_Aim_. Output the material below in full, exactly as it is.

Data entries
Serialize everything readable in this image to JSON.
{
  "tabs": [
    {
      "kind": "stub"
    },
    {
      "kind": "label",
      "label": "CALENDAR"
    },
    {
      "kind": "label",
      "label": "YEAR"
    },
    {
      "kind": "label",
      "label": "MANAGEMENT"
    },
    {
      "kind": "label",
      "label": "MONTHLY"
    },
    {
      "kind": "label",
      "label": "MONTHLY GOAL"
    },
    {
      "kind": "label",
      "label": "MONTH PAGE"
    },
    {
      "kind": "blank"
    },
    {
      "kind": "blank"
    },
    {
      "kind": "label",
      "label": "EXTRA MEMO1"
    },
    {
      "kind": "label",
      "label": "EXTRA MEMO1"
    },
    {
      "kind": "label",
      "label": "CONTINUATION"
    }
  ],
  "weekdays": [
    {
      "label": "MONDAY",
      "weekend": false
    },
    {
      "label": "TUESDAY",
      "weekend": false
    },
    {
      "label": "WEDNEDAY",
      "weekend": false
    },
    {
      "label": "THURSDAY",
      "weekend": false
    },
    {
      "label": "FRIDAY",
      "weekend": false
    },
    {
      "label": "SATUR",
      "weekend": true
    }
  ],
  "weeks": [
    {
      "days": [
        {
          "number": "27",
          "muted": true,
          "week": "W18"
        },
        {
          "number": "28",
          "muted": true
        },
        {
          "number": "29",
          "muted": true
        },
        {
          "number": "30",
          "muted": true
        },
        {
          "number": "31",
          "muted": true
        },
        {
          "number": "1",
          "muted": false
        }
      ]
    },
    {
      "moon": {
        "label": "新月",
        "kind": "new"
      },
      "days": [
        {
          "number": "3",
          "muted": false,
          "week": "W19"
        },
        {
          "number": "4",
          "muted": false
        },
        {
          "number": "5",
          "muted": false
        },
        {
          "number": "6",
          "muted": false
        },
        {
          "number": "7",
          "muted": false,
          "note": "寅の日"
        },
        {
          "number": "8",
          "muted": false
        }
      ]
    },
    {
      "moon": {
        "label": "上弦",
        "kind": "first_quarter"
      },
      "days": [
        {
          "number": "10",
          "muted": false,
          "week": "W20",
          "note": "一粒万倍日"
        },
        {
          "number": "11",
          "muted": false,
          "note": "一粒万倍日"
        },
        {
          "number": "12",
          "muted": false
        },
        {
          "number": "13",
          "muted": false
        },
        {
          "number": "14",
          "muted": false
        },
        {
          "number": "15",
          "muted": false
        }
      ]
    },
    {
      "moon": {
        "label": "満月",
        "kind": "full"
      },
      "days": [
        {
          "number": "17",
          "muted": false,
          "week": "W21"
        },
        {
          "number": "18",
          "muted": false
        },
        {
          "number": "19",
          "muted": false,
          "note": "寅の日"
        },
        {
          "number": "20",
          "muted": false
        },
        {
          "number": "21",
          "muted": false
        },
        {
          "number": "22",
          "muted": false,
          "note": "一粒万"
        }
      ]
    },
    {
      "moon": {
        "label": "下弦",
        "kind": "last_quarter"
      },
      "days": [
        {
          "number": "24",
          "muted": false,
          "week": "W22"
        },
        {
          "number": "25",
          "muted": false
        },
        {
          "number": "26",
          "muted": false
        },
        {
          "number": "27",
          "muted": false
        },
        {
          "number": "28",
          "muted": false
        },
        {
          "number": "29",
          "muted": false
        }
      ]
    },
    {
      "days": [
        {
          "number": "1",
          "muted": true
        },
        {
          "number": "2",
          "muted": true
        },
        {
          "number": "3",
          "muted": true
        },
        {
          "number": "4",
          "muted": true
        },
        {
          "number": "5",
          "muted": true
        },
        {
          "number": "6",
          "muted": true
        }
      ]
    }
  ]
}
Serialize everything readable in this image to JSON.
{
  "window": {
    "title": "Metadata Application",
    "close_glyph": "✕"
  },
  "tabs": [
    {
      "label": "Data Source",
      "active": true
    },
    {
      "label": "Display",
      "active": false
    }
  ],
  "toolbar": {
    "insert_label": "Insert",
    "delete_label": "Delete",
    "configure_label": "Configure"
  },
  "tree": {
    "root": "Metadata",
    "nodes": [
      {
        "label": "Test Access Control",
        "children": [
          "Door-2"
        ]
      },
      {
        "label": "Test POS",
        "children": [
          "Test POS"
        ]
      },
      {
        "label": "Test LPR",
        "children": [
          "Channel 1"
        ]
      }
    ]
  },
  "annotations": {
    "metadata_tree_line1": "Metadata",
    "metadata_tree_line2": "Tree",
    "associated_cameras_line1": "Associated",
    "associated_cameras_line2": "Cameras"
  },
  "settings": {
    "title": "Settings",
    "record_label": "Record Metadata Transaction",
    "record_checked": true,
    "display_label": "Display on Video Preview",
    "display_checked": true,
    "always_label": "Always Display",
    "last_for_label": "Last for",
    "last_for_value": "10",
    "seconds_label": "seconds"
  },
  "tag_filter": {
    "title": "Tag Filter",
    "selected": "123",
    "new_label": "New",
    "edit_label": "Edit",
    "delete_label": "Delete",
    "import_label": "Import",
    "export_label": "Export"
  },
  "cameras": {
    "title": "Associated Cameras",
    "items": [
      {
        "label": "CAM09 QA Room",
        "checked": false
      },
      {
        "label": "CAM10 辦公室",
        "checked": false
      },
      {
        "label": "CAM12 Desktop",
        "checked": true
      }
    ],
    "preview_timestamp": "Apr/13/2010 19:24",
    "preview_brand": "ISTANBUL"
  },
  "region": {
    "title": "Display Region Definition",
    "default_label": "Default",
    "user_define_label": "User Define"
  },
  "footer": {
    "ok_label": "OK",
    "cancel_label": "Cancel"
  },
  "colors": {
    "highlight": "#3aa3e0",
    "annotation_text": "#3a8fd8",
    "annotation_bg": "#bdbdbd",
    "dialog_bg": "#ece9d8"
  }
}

_Task response_.
Serialize everything readable in this image to JSON.
{
  "tabs": [
    {
      "kind": "stub"
    },
    {
      "kind": "label",
      "label": "CALENDAR"
    },
    {
      "kind": "label",
      "label": "YEAR"
    },
    {
      "kind": "label",
      "label": "MANAGEMENT"
    },
    {
      "kind": "label",
      "label": "MONTHLY"
    },
    {
      "kind": "label",
      "label": "MONTHLY GOAL"
    },
    {
      "kind": "label",
      "label": "MONTH PAGE"
    },
    {
      "kind": "blank"
    },
    {
      "kind": "blank"
    },
    {
      "kind": "label",
      "label": "EXTRA MEMO1"
    },
    {
      "kind": "label",
      "label": "EXTRA MEMO1"
    },
    {
      "kind": "label",
      "label": "CONTINUATION"
    }
  ],
  "weekdays": [
    {
      "label": "MONDAY",
      "weekend": false
    },
    {
      "label": "TUESDAY",
      "weekend": false
    },
    {
      "label": "WEDNEDAY",
      "weekend": false
    },
    {
      "label": "THURSDAY",
      "weekend": false
    },
    {
      "label": "FRIDAY",
      "weekend": false
    },
    {
      "label": "SATUR",
      "weekend": true
    }
  ],
  "weeks": [
    {
      "days": [
        {
          "number": "27",
          "muted": true,
          "week": "W18"
        },
        {
          "number": "28",
          "muted": true
        },
        {
          "number": "29",
          "muted": true
        },
        {
          "number": "30",
          "muted": true
        },
        {
          "number": "31",
          "muted": true
        },
        {
          "number": "1",
          "muted": false
        }
      ]
    },
    {
      "moon": {
        "label": "新月",
        "kind": "new"
      },
      "days": [
        {
          "number": "3",
          "muted": false,
          "week": "W19"
        },
        {
          "number": "4",
          "muted": false
        },
        {
          "number": "5",
          "muted": false
        },
        {
          "number": "6",
          "muted": false
        },
        {
          "number": "7",
          "muted": false,
          "note": "寅の日"
        },
        {
          "number": "8",
          "muted": false
        }
      ]
    },
    {
      "moon": {
        "label": "上弦",
        "kind": "first_quarter"
      },
      "days": [
        {
          "number": "10",
          "muted": false,
          "week": "W20",
          "note": "一粒万倍日"
        },
        {
          "number": "11",
          "muted": false,
          "note": "一粒万倍日"
        },
        {
          "number": "12",
          "muted": false
        },
        {
          "number": "13",
          "muted": false
        },
        {
          "number": "14",
          "muted": false
        },
        {
          "number": "15",
          "muted": false
        }
      ]
    },
    {
      "moon": {
        "label": "満月",
        "kind": "full"
      },
      "days": [
        {
          "number": "17",
          "muted": false,
          "week": "W21"
        },
        {
          "number": "18",
          "muted": false
        },
        {
          "number": "19",
          "muted": false,
          "note": "寅の日"
        },
        {
          "number": "20",
          "muted": false
        },
        {
          "number": "21",
          "muted": false
        },
        {
          "number": "22",
          "muted": false,
          "note": "一粒万"
        }
      ]
    },
    {
      "moon": {
        "label": "下弦",
        "kind": "last_quarter"
      },
      "days": [
        {
          "number": "24",
          "muted": false,
          "week": "W22"
        },
        {
          "number": "25",
          "muted": false
        },
        {
          "number": "26",
          "muted": false
        },
        {
          "number": "27",
          "muted": false
        },
        {
          "number": "28",
          "muted": false
        },
        {
          "number": "29",
          "muted": false
        }
      ]
    },
    {
      "days": [
        {
          "number": "1",
          "muted": true
        },
        {
          "number": "2",
          "muted": true
        },
        {
          "number": "3",
          "muted": true
        },
        {
          "number": "4",
          "muted": true
        },
        {
          "number": "5",
          "muted": true
        },
        {
          "number": "6",
          "muted": true
        }
      ]
    }
  ]
}
Serialize everything readable in this image to JSON.
{
  "window": {
    "title": "Metadata Application",
    "close_glyph": "✕"
  },
  "tabs": [
    {
      "label": "Data Source",
      "active": true
    },
    {
      "label": "Display",
      "active": false
    }
  ],
  "toolbar": {
    "insert_label": "Insert",
    "delete_label": "Delete",
    "configure_label": "Configure"
  },
  "tree": {
    "root": "Metadata",
    "nodes": [
      {
        "label": "Test Access Control",
        "children": [
          "Door-2"
        ]
      },
      {
        "label": "Test POS",
        "children": [
          "Test POS"
        ]
      },
      {
        "label": "Test LPR",
        "children": [
          "Channel 1"
        ]
      }
    ]
  },
  "annotations": {
    "metadata_tree_line1": "Metadata",
    "metadata_tree_line2": "Tree",
    "associated_cameras_line1": "Associated",
    "associated_cameras_line2": "Cameras"
  },
  "settings": {
    "title": "Settings",
    "record_label": "Record Metadata Transaction",
    "record_checked": true,
    "display_label": "Display on Video Preview",
    "display_checked": true,
    "always_label": "Always Display",
    "last_for_label": "Last for",
    "last_for_value": "10",
    "seconds_label": "seconds"
  },
  "tag_filter": {
    "title": "Tag Filter",
    "selected": "123",
    "new_label": "New",
    "edit_label": "Edit",
    "delete_label": "Delete",
    "import_label": "Import",
    "export_label": "Export"
  },
  "cameras": {
    "title": "Associated Cameras",
    "items": [
      {
        "label": "CAM09 QA Room",
        "checked": false
      },
      {
        "label": "CAM10 辦公室",
        "checked": false
      },
      {
        "label": "CAM12 Desktop",
        "checked": true
      }
    ],
    "preview_timestamp": "Apr/13/2010 19:24",
    "preview_brand": "ISTANBUL"
  },
  "region": {
    "title": "Display Region Definition",
    "default_label": "Default",
    "user_define_label": "User Define"
  },
  "footer": {
    "ok_label": "OK",
    "cancel_label": "Cancel"
  },
  "colors": {
    "highlight": "#3aa3e0",
    "annotation_text": "#3a8fd8",
    "annotation_bg": "#bdbdbd",
    "dialog_bg": "#ece9d8"
  }
}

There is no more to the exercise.